Written exercise:
Could you copy exactly the lines from the one containing "Convert this document image to plain text." through the last line of the records below, leaving out any pictures?

Recorded data:

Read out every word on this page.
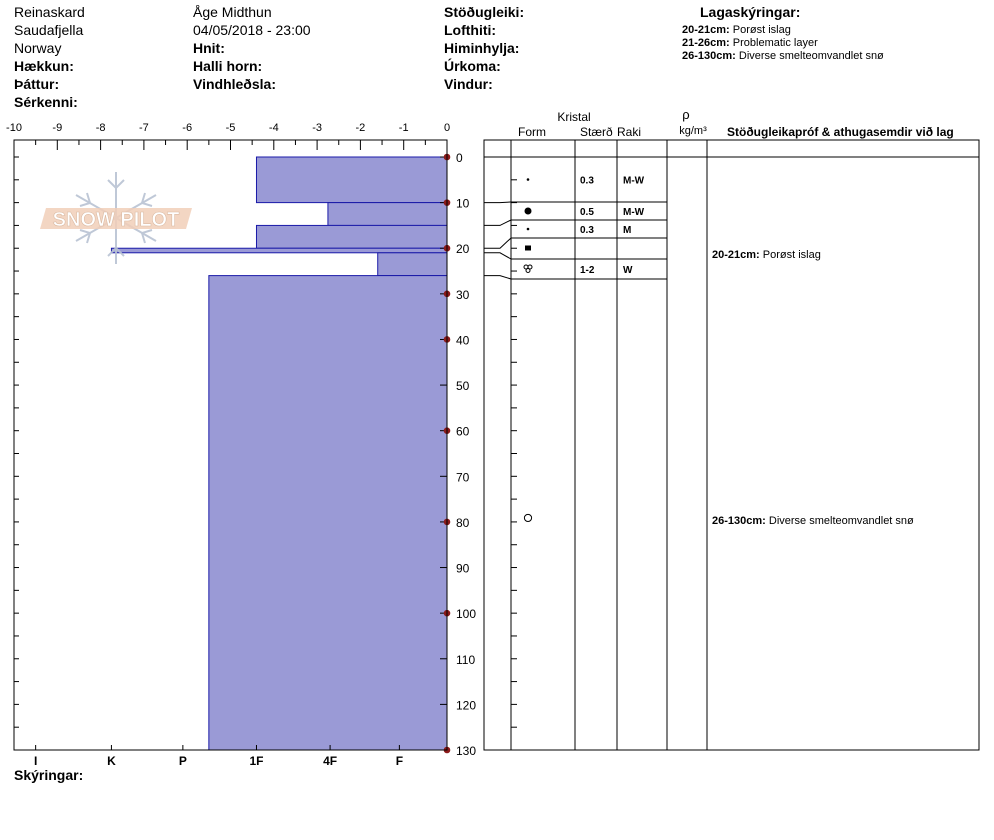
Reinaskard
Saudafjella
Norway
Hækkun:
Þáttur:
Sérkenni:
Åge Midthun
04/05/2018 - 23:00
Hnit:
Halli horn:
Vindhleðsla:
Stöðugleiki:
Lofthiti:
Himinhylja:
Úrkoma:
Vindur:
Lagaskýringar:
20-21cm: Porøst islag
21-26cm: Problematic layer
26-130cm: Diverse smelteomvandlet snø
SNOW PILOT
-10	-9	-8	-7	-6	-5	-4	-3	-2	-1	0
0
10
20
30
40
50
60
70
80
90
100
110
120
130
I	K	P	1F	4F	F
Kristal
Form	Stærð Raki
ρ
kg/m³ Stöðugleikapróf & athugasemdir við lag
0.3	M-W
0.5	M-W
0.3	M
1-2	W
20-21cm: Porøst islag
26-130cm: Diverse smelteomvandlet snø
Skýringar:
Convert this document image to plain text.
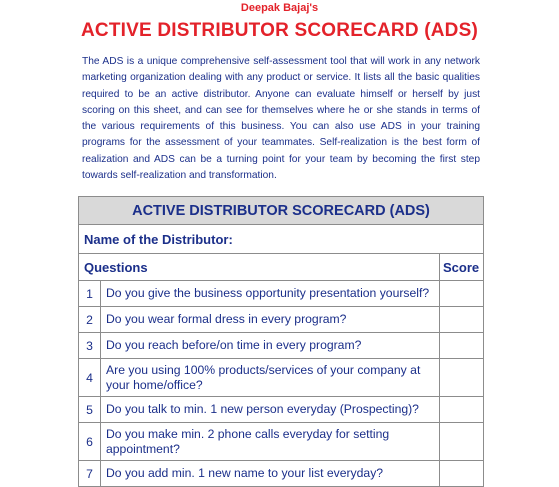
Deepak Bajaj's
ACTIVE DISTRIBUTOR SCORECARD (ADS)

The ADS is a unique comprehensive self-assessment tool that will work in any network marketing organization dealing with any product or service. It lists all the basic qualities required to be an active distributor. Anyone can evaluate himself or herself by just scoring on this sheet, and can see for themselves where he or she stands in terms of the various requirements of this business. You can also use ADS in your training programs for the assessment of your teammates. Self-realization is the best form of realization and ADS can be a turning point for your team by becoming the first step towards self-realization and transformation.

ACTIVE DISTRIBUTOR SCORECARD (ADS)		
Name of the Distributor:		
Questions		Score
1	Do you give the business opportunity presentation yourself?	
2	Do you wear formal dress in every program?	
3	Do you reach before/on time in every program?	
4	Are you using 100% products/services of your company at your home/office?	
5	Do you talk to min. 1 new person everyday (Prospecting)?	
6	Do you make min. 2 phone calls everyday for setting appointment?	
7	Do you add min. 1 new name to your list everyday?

Output for this exercise:
Convert this document image to plain text.
Deepak Bajaj's
ACTIVE DISTRIBUTOR SCORECARD (ADS)

The ADS is a unique comprehensive self-assessment tool that will work in any network marketing organization dealing with any product or service. It lists all the basic qualities required to be an active distributor. Anyone can evaluate himself or herself by just scoring on this sheet, and can see for themselves where he or she stands in terms of the various requirements of this business. You can also use ADS in your training programs for the assessment of your teammates. Self-realization is the best form of realization and ADS can be a turning point for your team by becoming the first step towards self-realization and transformation.

ACTIVE DISTRIBUTOR SCORECARD (ADS)		
Name of the Distributor:		
Questions		Score
1	Do you give the business opportunity presentation yourself?	
2	Do you wear formal dress in every program?	
3	Do you reach before/on time in every program?	
4	Are you using 100% products/services of your company at your home/office?	
5	Do you talk to min. 1 new person everyday (Prospecting)?	
6	Do you make min. 2 phone calls everyday for setting appointment?	
7	Do you add min. 1 new name to your list everyday?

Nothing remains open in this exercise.